**SHORT PROBLEM**
Copy every line, leaving nothing out and adding nothing.

**ENTRIES PROVIDED**
• • • • • • •
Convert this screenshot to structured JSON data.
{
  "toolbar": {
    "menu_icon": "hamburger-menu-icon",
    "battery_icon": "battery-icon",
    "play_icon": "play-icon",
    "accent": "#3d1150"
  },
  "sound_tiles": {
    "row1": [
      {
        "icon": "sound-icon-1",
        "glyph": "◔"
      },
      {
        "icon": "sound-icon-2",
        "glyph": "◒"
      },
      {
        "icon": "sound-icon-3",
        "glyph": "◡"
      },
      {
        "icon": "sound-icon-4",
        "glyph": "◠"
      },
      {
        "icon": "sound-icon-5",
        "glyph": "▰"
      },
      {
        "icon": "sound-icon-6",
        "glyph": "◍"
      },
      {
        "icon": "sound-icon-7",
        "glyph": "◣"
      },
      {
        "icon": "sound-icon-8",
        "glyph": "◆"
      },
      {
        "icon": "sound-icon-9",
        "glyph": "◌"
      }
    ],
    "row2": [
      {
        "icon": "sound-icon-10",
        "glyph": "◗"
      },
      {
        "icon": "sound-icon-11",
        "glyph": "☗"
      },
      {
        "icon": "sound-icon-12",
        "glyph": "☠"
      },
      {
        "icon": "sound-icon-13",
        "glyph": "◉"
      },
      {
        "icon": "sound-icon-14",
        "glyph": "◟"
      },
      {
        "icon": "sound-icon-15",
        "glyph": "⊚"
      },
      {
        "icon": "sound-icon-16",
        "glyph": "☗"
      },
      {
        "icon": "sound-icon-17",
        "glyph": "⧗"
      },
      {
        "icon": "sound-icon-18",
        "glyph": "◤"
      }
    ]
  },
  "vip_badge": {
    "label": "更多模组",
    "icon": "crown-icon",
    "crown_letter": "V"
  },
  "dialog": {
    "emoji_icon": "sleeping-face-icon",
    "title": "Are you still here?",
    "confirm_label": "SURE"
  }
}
• • • • • • •
**RESPONSE**
Convert this screenshot to structured JSON data.
{
  "toolbar": {
    "menu_icon": "hamburger-menu-icon",
    "battery_icon": "battery-icon",
    "play_icon": "play-icon",
    "accent": "#3d1150"
  },
  "sound_tiles": {
    "row1": [
      {
        "icon": "sound-icon-1",
        "glyph": "◔"
      },
      {
        "icon": "sound-icon-2",
        "glyph": "◒"
      },
      {
        "icon": "sound-icon-3",
        "glyph": "◡"
      },
      {
        "icon": "sound-icon-4",
        "glyph": "◠"
      },
      {
        "icon": "sound-icon-5",
        "glyph": "▰"
      },
      {
        "icon": "sound-icon-6",
        "glyph": "◍"
      },
      {
        "icon": "sound-icon-7",
        "glyph": "◣"
      },
      {
        "icon": "sound-icon-8",
        "glyph": "◆"
      },
      {
        "icon": "sound-icon-9",
        "glyph": "◌"
      }
    ],
    "row2": [
      {
        "icon": "sound-icon-10",
        "glyph": "◗"
      },
      {
        "icon": "sound-icon-11",
        "glyph": "☗"
      },
      {
        "icon": "sound-icon-12",
        "glyph": "☠"
      },
      {
        "icon": "sound-icon-13",
        "glyph": "◉"
      },
      {
        "icon": "sound-icon-14",
        "glyph": "◟"
      },
      {
        "icon": "sound-icon-15",
        "glyph": "⊚"
      },
      {
        "icon": "sound-icon-16",
        "glyph": "☗"
      },
      {
        "icon": "sound-icon-17",
        "glyph": "⧗"
      },
      {
        "icon": "sound-icon-18",
        "glyph": "◤"
      }
    ]
  },
  "vip_badge": {
    "label": "更多模组",
    "icon": "crown-icon",
    "crown_letter": "V"
  },
  "dialog": {
    "emoji_icon": "sleeping-face-icon",
    "title": "Are you still here?",
    "confirm_label": "SURE"
  }
}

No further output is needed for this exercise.